Exercise task
Each record below is to be copied word for word, with pictures removed.

Dataset extract
------------------------------

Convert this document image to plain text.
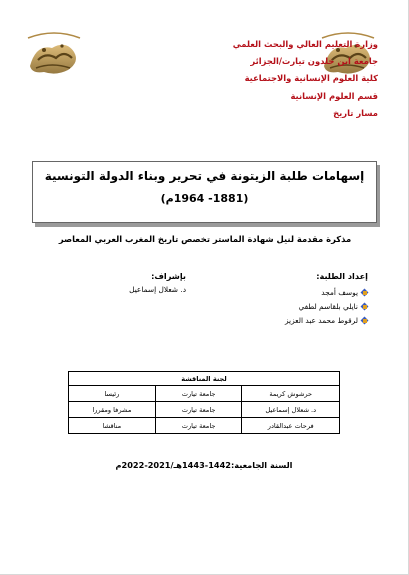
وزارة التعليم العالي والبحث العلمي
جامعة ابن خلدون تيارت/الجزائر
كلية العلوم الإنسانية والاجتماعية
قسم العلوم الإنسانية
مسار تاريخ
إسهامات طلبة الزيتونة في تحرير وبناء الدولة التونسية
(1881- 1964م)
مذكرة مقدمة لنيل شهادة الماستر تخصص تاريخ المغرب العربي المعاصر
إعداد الطلبة:
يوسف أمجد
نايلي بلقاسم لطفي
لرقوط محمد عبد العزيز
بإشراف:
د. شعلال إسماعيل
لجنة المناقشة		
حرشوش كريمة	جامعة تيارت	رئيسا
د. شعلال إسماعيل	جامعة تيارت	مشرفا ومقررا
فرحات عبدالقادر	جامعة تيارت	مناقشا
السنة الجامعية:1442-1443هـ/2021-2022م
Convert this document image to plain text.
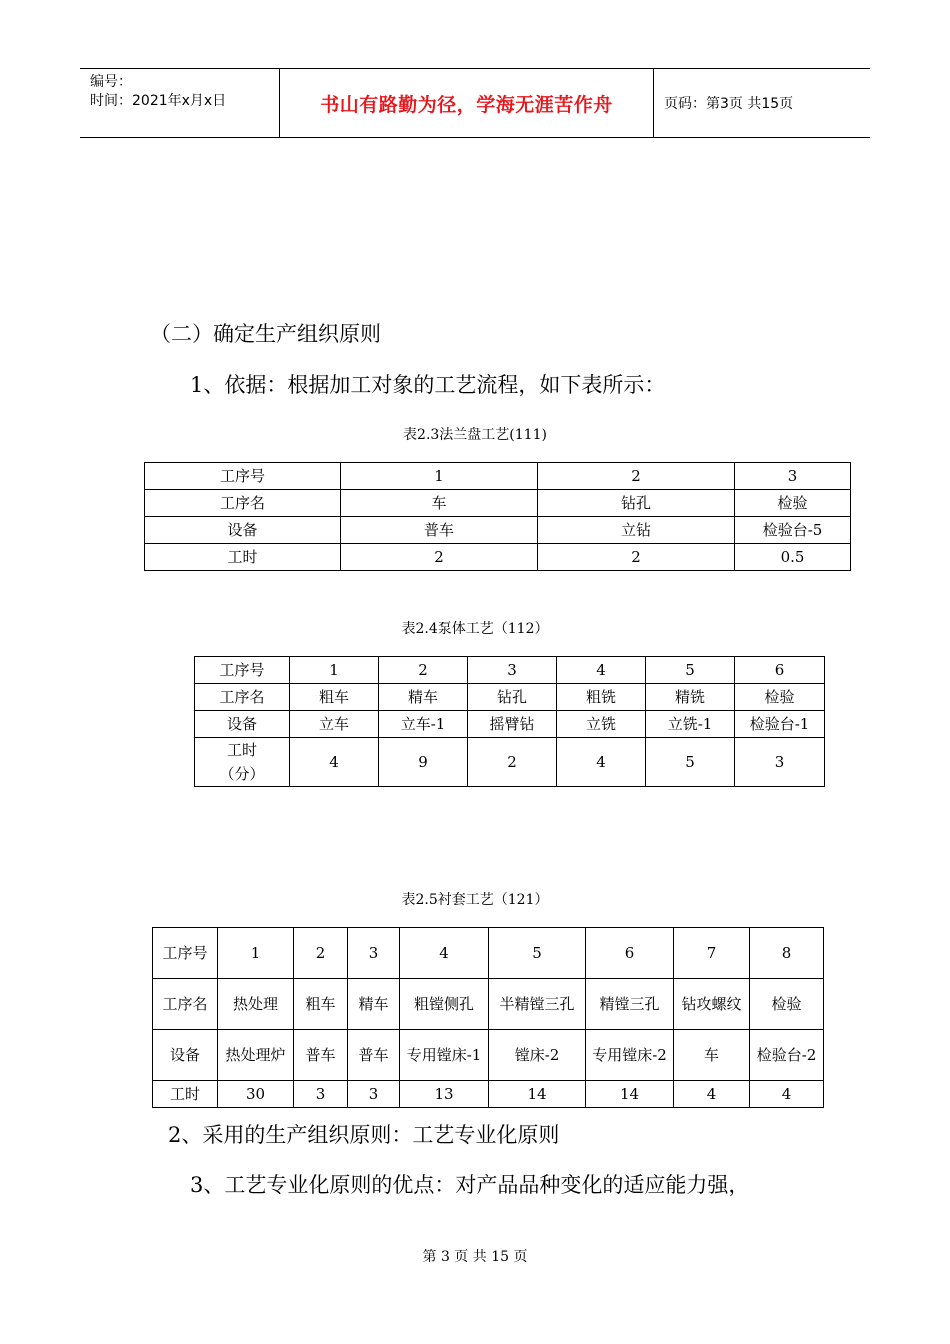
编号：
时间：2021年x月x日	书山有路勤为径，学海无涯苦作舟	页码：第3页 共15页
（二）确定生产组织原则
1、依据：根据加工对象的工艺流程，如下表所示：
表2.3法兰盘工艺(111)
工序号	1	2	3
工序名	车	钻孔	检验
设备	普车	立钻	检验台-5
工时	2	2	0.5
表2.4泵体工艺（112）
工序号	1	2	3	4	5	6
工序名	粗车	精车	钻孔	粗铣	精铣	检验
设备	立车	立车-1	摇臂钻	立铣	立铣-1	检验台-1
工时（分）	4	9	2	4	5	3
表2.5衬套工艺（121）
工序号	1	2	3	4	5	6	7	8
工序名	热处理	粗车	精车	粗镗侧孔	半精镗三孔	精镗三孔	钻攻螺纹	检验
设备	热处理炉	普车	普车	专用镗床-1	镗床-2	专用镗床-2	车	检验台-2
工时	30	3	3	13	14	14	4	4
2、采用的生产组织原则：工艺专业化原则
3、工艺专业化原则的优点：对产品品种变化的适应能力强，
第 3 页 共 15 页
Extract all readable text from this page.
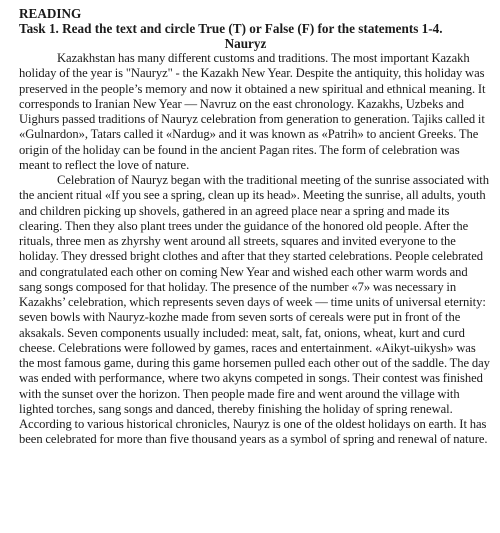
READING

Task 1. Read the text and circle True (T) or False (F) for the statements 1-4.

Nauryz

Kazakhstan has many different customs and traditions. The most important Kazakh holiday of the year is "Nauryz" - the Kazakh New Year. Despite the antiquity, this holiday was preserved in the people’s memory and now it obtained a new spiritual and ethnical meaning. It corresponds to Iranian New Year — Navruz on the east chronology. Kazakhs, Uzbeks and Uighurs passed traditions of Nauryz celebration from generation to generation. Tajiks called it «Gulnardon», Tatars called it «Nardug» and it was known as «Patrih» to ancient Greeks. The origin of the holiday can be found in the ancient Pagan rites. The form of celebration was meant to reflect the love of nature.

Celebration of Nauryz began with the traditional meeting of the sunrise associated with the ancient ritual «If you see a spring, clean up its head». Meeting the sunrise, all adults, youth and children picking up shovels, gathered in an agreed place near a spring and made its clearing. Then they also plant trees under the guidance of the honored old people. After the rituals, three men as zhyrshy went around all streets, squares and invited everyone to the holiday. They dressed bright clothes and after that they started celebrations. People celebrated and congratulated each other on coming New Year and wished each other warm words and sang songs composed for that holiday. The presence of the number «7» was necessary in Kazakhs’ celebration, which represents seven days of week — time units of universal eternity: seven bowls with Nauryz-kozhe made from seven sorts of cereals were put in front of the aksakals. Seven components usually included: meat, salt, fat, onions, wheat, kurt and curd cheese. Celebrations were followed by games, races and entertainment. «Aikyt-uikysh» was the most famous game, during this game horsemen pulled each other out of the saddle. The day was ended with performance, where two akyns competed in songs. Their contest was finished with the sunset over the horizon. Then people made fire and went around the village with lighted torches, sang songs and danced, thereby finishing the holiday of spring renewal. According to various historical chronicles, Nauryz is one of the oldest holidays on earth. It has been celebrated for more than five thousand years as a symbol of spring and renewal of nature.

------------------------------

Expected answer
Convert this document image to plain text.
وزارة التعليم العالي والبحث العلمي
جامعة ابن خلدون تيارت/الجزائر
كلية العلوم الإنسانية والاجتماعية
قسم العلوم الإنسانية
مسار تاريخ
إسهامات طلبة الزيتونة في تحرير وبناء الدولة التونسية
(1881- 1964م)
مذكرة مقدمة لنيل شهادة الماستر تخصص تاريخ المغرب العربي المعاصر
إعداد الطلبة:
يوسف أمجد
نايلي بلقاسم لطفي
لرقوط محمد عبد العزيز
بإشراف:
د. شعلال إسماعيل
لجنة المناقشة		
حرشوش كريمة	جامعة تيارت	رئيسا
د. شعلال إسماعيل	جامعة تيارت	مشرفا ومقررا
فرحات عبدالقادر	جامعة تيارت	مناقشا
السنة الجامعية:1442-1443هـ/2021-2022م
Convert this document image to plain text.
编号：
时间：2021年x月x日	书山有路勤为径，学海无涯苦作舟	页码：第3页 共15页
（二）确定生产组织原则
1、依据：根据加工对象的工艺流程，如下表所示：
表2.3法兰盘工艺(111)
工序号	1	2	3
工序名	车	钻孔	检验
设备	普车	立钻	检验台-5
工时	2	2	0.5
表2.4泵体工艺（112）
工序号	1	2	3	4	5	6
工序名	粗车	精车	钻孔	粗铣	精铣	检验
设备	立车	立车-1	摇臂钻	立铣	立铣-1	检验台-1
工时（分）	4	9	2	4	5	3
表2.5衬套工艺（121）
工序号	1	2	3	4	5	6	7	8
工序名	热处理	粗车	精车	粗镗侧孔	半精镗三孔	精镗三孔	钻攻螺纹	检验
设备	热处理炉	普车	普车	专用镗床-1	镗床-2	专用镗床-2	车	检验台-2
工时	30	3	3	13	14	14	4	4
2、采用的生产组织原则：工艺专业化原则
3、工艺专业化原则的优点：对产品品种变化的适应能力强，
第 3 页 共 15 页
Extract all readable text from this page.
READING

Task 1. Read the text and circle True (T) or False (F) for the statements 1-4.

Nauryz

Kazakhstan has many different customs and traditions. The most important Kazakh holiday of the year is "Nauryz" - the Kazakh New Year. Despite the antiquity, this holiday was preserved in the people’s memory and now it obtained a new spiritual and ethnical meaning. It corresponds to Iranian New Year — Navruz on the east chronology. Kazakhs, Uzbeks and Uighurs passed traditions of Nauryz celebration from generation to generation. Tajiks called it «Gulnardon», Tatars called it «Nardug» and it was known as «Patrih» to ancient Greeks. The origin of the holiday can be found in the ancient Pagan rites. The form of celebration was meant to reflect the love of nature.

Celebration of Nauryz began with the traditional meeting of the sunrise associated with the ancient ritual «If you see a spring, clean up its head». Meeting the sunrise, all adults, youth and children picking up shovels, gathered in an agreed place near a spring and made its clearing. Then they also plant trees under the guidance of the honored old people. After the rituals, three men as zhyrshy went around all streets, squares and invited everyone to the holiday. They dressed bright clothes and after that they started celebrations. People celebrated and congratulated each other on coming New Year and wished each other warm words and sang songs composed for that holiday. The presence of the number «7» was necessary in Kazakhs’ celebration, which represents seven days of week — time units of universal eternity: seven bowls with Nauryz-kozhe made from seven sorts of cereals were put in front of the aksakals. Seven components usually included: meat, salt, fat, onions, wheat, kurt and curd cheese. Celebrations were followed by games, races and entertainment. «Aikyt-uikysh» was the most famous game, during this game horsemen pulled each other out of the saddle. The day was ended with performance, where two akyns competed in songs. Their contest was finished with the sunset over the horizon. Then people made fire and went around the village with lighted torches, sang songs and danced, thereby finishing the holiday of spring renewal. According to various historical chronicles, Nauryz is one of the oldest holidays on earth. It has been celebrated for more than five thousand years as a symbol of spring and renewal of nature.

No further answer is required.